Directions for this task ::
Could you transcribe the material below exactly, without leaving out a single line?

Part of a data file
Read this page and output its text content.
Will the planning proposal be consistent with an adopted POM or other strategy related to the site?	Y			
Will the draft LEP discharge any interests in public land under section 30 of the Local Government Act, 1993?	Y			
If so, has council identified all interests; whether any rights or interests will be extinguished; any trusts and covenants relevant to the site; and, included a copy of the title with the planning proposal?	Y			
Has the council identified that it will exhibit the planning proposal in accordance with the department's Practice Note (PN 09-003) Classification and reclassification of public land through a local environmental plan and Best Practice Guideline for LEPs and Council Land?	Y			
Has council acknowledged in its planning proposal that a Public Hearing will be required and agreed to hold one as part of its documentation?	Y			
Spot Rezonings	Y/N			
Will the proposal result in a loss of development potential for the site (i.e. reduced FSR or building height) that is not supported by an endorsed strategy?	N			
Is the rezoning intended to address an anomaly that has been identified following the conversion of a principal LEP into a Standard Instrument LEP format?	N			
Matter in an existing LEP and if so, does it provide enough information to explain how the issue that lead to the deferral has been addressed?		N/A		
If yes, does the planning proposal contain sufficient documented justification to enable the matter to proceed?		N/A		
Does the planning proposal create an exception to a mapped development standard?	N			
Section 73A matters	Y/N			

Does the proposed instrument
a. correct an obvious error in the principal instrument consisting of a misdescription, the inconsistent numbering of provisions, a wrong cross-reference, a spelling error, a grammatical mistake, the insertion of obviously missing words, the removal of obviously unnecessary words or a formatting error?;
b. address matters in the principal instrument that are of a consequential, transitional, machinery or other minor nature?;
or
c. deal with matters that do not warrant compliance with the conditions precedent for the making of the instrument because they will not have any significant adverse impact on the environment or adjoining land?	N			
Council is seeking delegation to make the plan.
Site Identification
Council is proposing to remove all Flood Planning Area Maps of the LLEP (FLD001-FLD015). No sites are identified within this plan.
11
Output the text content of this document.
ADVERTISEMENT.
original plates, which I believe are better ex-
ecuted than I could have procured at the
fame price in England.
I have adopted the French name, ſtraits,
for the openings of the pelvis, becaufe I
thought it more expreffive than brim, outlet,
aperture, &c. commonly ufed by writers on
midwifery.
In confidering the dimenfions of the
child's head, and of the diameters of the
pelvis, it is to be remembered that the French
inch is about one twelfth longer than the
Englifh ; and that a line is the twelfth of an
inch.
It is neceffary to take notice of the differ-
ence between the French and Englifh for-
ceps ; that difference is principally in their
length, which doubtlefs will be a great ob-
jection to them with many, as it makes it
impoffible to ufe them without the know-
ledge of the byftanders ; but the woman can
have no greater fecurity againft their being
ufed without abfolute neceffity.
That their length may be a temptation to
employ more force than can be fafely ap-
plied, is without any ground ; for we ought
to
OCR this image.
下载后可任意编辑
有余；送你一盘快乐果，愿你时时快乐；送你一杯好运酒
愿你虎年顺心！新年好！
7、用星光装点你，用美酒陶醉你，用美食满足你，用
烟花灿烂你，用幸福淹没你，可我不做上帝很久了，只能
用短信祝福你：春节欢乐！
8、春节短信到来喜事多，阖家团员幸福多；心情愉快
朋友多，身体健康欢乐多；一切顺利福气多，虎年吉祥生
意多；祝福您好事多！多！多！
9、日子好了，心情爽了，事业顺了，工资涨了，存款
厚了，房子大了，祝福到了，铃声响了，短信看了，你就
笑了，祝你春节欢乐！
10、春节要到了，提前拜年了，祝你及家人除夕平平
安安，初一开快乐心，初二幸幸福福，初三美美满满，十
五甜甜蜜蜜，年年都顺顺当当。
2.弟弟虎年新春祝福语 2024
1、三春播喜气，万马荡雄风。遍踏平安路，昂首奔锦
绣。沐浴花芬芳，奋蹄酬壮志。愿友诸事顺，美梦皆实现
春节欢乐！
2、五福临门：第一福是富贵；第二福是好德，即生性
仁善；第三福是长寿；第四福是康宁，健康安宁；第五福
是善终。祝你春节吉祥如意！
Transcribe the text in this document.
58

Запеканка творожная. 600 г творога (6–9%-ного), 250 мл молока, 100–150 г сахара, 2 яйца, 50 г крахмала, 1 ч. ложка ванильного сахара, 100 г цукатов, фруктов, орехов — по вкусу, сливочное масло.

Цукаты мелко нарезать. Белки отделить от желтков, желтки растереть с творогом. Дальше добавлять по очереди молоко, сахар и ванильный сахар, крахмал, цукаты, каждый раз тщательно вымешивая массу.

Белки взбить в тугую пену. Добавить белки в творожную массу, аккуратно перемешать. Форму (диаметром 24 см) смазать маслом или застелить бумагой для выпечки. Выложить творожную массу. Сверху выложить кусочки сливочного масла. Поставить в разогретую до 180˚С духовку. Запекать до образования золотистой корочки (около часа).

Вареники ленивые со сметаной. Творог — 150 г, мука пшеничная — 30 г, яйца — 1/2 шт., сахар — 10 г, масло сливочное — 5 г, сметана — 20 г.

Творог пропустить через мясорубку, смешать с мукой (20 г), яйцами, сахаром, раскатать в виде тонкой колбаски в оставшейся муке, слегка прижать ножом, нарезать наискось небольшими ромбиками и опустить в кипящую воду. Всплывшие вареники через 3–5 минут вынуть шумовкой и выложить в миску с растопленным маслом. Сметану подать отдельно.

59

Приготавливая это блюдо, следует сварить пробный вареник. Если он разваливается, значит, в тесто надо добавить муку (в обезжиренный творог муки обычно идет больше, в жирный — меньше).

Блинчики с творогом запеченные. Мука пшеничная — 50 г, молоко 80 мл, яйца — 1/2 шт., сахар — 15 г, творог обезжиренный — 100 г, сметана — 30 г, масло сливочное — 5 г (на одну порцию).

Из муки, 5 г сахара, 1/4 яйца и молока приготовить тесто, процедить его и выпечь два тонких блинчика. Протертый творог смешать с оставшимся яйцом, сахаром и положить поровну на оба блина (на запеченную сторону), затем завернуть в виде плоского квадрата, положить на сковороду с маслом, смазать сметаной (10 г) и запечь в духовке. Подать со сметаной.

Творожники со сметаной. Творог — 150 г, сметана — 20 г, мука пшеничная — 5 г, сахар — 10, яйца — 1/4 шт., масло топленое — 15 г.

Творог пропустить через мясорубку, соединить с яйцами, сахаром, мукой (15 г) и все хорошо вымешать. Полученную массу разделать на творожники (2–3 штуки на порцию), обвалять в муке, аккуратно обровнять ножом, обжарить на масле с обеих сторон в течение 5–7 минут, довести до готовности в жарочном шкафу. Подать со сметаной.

Right answer ::
Read this page and output its text content.
Will the planning proposal be consistent with an adopted POM or other strategy related to the site?	Y			
Will the draft LEP discharge any interests in public land under section 30 of the Local Government Act, 1993?	Y			
If so, has council identified all interests; whether any rights or interests will be extinguished; any trusts and covenants relevant to the site; and, included a copy of the title with the planning proposal?	Y			
Has the council identified that it will exhibit the planning proposal in accordance with the department's Practice Note (PN 09-003) Classification and reclassification of public land through a local environmental plan and Best Practice Guideline for LEPs and Council Land?	Y			
Has council acknowledged in its planning proposal that a Public Hearing will be required and agreed to hold one as part of its documentation?	Y			
Spot Rezonings	Y/N			
Will the proposal result in a loss of development potential for the site (i.e. reduced FSR or building height) that is not supported by an endorsed strategy?	N			
Is the rezoning intended to address an anomaly that has been identified following the conversion of a principal LEP into a Standard Instrument LEP format?	N			
Matter in an existing LEP and if so, does it provide enough information to explain how the issue that lead to the deferral has been addressed?		N/A		
If yes, does the planning proposal contain sufficient documented justification to enable the matter to proceed?		N/A		
Does the planning proposal create an exception to a mapped development standard?	N			
Section 73A matters	Y/N			

Does the proposed instrument
a. correct an obvious error in the principal instrument consisting of a misdescription, the inconsistent numbering of provisions, a wrong cross-reference, a spelling error, a grammatical mistake, the insertion of obviously missing words, the removal of obviously unnecessary words or a formatting error?;
b. address matters in the principal instrument that are of a consequential, transitional, machinery or other minor nature?;
or
c. deal with matters that do not warrant compliance with the conditions precedent for the making of the instrument because they will not have any significant adverse impact on the environment or adjoining land?	N			
Council is seeking delegation to make the plan.
Site Identification
Council is proposing to remove all Flood Planning Area Maps of the LLEP (FLD001-FLD015). No sites are identified within this plan.
11
Output the text content of this document.
ADVERTISEMENT.
original plates, which I believe are better ex-
ecuted than I could have procured at the
fame price in England.
I have adopted the French name, ſtraits,
for the openings of the pelvis, becaufe I
thought it more expreffive than brim, outlet,
aperture, &c. commonly ufed by writers on
midwifery.
In confidering the dimenfions of the
child's head, and of the diameters of the
pelvis, it is to be remembered that the French
inch is about one twelfth longer than the
Englifh ; and that a line is the twelfth of an
inch.
It is neceffary to take notice of the differ-
ence between the French and Englifh for-
ceps ; that difference is principally in their
length, which doubtlefs will be a great ob-
jection to them with many, as it makes it
impoffible to ufe them without the know-
ledge of the byftanders ; but the woman can
have no greater fecurity againft their being
ufed without abfolute neceffity.
That their length may be a temptation to
employ more force than can be fafely ap-
plied, is without any ground ; for we ought
to
OCR this image.
下载后可任意编辑
有余；送你一盘快乐果，愿你时时快乐；送你一杯好运酒
愿你虎年顺心！新年好！
7、用星光装点你，用美酒陶醉你，用美食满足你，用
烟花灿烂你，用幸福淹没你，可我不做上帝很久了，只能
用短信祝福你：春节欢乐！
8、春节短信到来喜事多，阖家团员幸福多；心情愉快
朋友多，身体健康欢乐多；一切顺利福气多，虎年吉祥生
意多；祝福您好事多！多！多！
9、日子好了，心情爽了，事业顺了，工资涨了，存款
厚了，房子大了，祝福到了，铃声响了，短信看了，你就
笑了，祝你春节欢乐！
10、春节要到了，提前拜年了，祝你及家人除夕平平
安安，初一开快乐心，初二幸幸福福，初三美美满满，十
五甜甜蜜蜜，年年都顺顺当当。
2.弟弟虎年新春祝福语 2024
1、三春播喜气，万马荡雄风。遍踏平安路，昂首奔锦
绣。沐浴花芬芳，奋蹄酬壮志。愿友诸事顺，美梦皆实现
春节欢乐！
2、五福临门：第一福是富贵；第二福是好德，即生性
仁善；第三福是长寿；第四福是康宁，健康安宁；第五福
是善终。祝你春节吉祥如意！
Transcribe the text in this document.
58

Запеканка творожная. 600 г творога (6–9%-ного), 250 мл молока, 100–150 г сахара, 2 яйца, 50 г крахмала, 1 ч. ложка ванильного сахара, 100 г цукатов, фруктов, орехов — по вкусу, сливочное масло.

Цукаты мелко нарезать. Белки отделить от желтков, желтки растереть с творогом. Дальше добавлять по очереди молоко, сахар и ванильный сахар, крахмал, цукаты, каждый раз тщательно вымешивая массу.

Белки взбить в тугую пену. Добавить белки в творожную массу, аккуратно перемешать. Форму (диаметром 24 см) смазать маслом или застелить бумагой для выпечки. Выложить творожную массу. Сверху выложить кусочки сливочного масла. Поставить в разогретую до 180˚С духовку. Запекать до образования золотистой корочки (около часа).

Вареники ленивые со сметаной. Творог — 150 г, мука пшеничная — 30 г, яйца — 1/2 шт., сахар — 10 г, масло сливочное — 5 г, сметана — 20 г.

Творог пропустить через мясорубку, смешать с мукой (20 г), яйцами, сахаром, раскатать в виде тонкой колбаски в оставшейся муке, слегка прижать ножом, нарезать наискось небольшими ромбиками и опустить в кипящую воду. Всплывшие вареники через 3–5 минут вынуть шумовкой и выложить в миску с растопленным маслом. Сметану подать отдельно.

59

Приготавливая это блюдо, следует сварить пробный вареник. Если он разваливается, значит, в тесто надо добавить муку (в обезжиренный творог муки обычно идет больше, в жирный — меньше).

Блинчики с творогом запеченные. Мука пшеничная — 50 г, молоко 80 мл, яйца — 1/2 шт., сахар — 15 г, творог обезжиренный — 100 г, сметана — 30 г, масло сливочное — 5 г (на одну порцию).

Из муки, 5 г сахара, 1/4 яйца и молока приготовить тесто, процедить его и выпечь два тонких блинчика. Протертый творог смешать с оставшимся яйцом, сахаром и положить поровну на оба блина (на запеченную сторону), затем завернуть в виде плоского квадрата, положить на сковороду с маслом, смазать сметаной (10 г) и запечь в духовке. Подать со сметаной.

Творожники со сметаной. Творог — 150 г, сметана — 20 г, мука пшеничная — 5 г, сахар — 10, яйца — 1/4 шт., масло топленое — 15 г.

Творог пропустить через мясорубку, соединить с яйцами, сахаром, мукой (15 г) и все хорошо вымешать. Полученную массу разделать на творожники (2–3 штуки на порцию), обвалять в муке, аккуратно обровнять ножом, обжарить на масле с обеих сторон в течение 5–7 минут, довести до готовности в жарочном шкафу. Подать со сметаной.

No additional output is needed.